* BEGIN THE INPUT *

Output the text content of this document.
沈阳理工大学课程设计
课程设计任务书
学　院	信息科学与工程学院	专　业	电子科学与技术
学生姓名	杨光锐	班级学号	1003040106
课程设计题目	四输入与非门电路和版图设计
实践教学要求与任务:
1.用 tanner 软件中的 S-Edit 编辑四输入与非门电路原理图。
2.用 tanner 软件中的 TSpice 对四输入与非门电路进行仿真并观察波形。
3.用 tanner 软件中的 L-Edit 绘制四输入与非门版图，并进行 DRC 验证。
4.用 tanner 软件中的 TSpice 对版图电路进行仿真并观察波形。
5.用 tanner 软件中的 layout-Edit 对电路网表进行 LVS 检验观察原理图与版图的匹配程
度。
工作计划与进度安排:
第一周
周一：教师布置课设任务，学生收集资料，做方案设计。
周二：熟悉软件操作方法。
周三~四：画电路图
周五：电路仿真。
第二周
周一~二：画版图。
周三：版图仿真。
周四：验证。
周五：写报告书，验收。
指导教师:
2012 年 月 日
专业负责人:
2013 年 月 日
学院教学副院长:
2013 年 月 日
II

* END THE INPUT *
* BEGIN THE INPUT *

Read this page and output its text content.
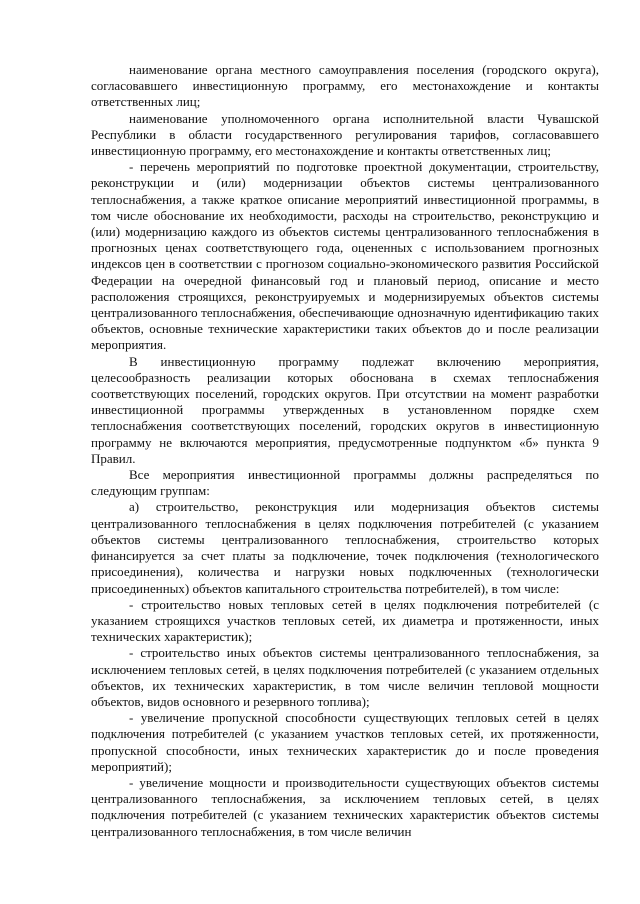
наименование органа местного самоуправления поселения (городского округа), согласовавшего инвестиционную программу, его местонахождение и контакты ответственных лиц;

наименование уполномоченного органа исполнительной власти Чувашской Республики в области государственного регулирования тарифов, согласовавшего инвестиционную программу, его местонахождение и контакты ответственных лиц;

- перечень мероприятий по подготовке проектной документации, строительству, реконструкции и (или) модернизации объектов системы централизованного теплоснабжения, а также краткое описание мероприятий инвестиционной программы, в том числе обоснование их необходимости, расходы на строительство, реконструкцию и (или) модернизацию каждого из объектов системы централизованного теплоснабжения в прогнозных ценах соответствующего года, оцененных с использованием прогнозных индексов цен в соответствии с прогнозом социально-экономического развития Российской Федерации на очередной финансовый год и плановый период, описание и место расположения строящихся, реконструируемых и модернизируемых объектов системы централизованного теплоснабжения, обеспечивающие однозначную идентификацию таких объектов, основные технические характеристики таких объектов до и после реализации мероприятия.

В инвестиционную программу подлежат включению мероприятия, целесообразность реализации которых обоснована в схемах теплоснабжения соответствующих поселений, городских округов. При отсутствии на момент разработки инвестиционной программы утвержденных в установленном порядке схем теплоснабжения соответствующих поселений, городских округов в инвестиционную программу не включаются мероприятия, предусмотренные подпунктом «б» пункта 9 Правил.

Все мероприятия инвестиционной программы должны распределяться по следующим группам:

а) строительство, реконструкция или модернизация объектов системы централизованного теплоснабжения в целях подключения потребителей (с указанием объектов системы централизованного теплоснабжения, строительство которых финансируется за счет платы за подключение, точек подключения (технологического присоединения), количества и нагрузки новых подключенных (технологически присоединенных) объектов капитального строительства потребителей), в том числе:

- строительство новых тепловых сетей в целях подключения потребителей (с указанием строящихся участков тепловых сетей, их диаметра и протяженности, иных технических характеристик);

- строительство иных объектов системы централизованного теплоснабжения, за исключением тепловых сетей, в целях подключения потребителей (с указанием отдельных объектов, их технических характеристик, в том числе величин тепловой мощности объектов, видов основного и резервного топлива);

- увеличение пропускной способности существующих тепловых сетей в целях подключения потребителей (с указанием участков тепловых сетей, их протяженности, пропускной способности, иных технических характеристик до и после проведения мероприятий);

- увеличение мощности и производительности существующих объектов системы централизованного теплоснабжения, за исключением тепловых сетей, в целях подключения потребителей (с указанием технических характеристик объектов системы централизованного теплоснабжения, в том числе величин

* END THE INPUT *
* BEGIN THE INPUT *

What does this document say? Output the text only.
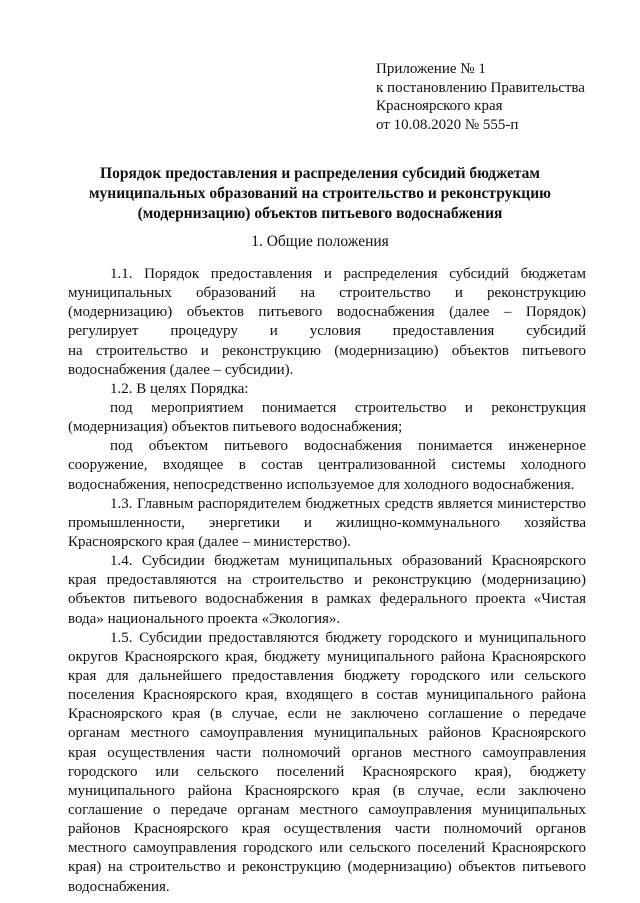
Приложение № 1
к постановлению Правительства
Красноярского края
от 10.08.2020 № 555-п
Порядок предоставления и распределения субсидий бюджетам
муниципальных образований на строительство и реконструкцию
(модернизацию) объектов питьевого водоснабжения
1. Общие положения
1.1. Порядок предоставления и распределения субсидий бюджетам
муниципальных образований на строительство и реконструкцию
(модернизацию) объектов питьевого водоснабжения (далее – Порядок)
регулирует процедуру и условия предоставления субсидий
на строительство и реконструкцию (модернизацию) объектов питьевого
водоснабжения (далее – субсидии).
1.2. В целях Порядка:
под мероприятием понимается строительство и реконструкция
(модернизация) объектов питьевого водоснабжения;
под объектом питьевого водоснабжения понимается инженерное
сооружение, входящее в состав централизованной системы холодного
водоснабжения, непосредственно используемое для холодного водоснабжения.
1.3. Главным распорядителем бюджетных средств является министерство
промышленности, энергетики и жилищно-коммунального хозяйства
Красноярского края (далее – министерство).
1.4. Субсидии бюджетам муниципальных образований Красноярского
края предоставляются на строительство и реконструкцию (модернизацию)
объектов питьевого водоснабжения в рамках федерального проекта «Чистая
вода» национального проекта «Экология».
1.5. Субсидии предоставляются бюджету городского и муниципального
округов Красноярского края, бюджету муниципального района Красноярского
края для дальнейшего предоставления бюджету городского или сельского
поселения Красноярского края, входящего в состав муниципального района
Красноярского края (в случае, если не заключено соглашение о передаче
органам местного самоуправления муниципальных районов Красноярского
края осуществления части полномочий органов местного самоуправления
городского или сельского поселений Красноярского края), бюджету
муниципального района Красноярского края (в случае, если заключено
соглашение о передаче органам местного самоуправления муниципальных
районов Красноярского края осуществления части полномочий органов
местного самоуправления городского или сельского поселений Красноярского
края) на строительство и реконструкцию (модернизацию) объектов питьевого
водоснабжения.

* END THE INPUT *

WHAT IS EXPECTED
Pick out the lines above that hold the string "исключением" and show them.

IN RESPONSE
- строительство иных объектов системы централизованного теплоснабжения, за исключением тепловых сетей, в целях подключения потребителей (с указанием отдельных объектов, их технических характеристик, в том числе величин тепловой мощности объектов, видов основного и резервного топлива);
- увеличение мощности и производительности существующих объектов системы централизованного теплоснабжения, за исключением тепловых сетей, в целях подключения потребителей (с указанием технических характеристик объектов системы централизованного теплоснабжения, в том числе величин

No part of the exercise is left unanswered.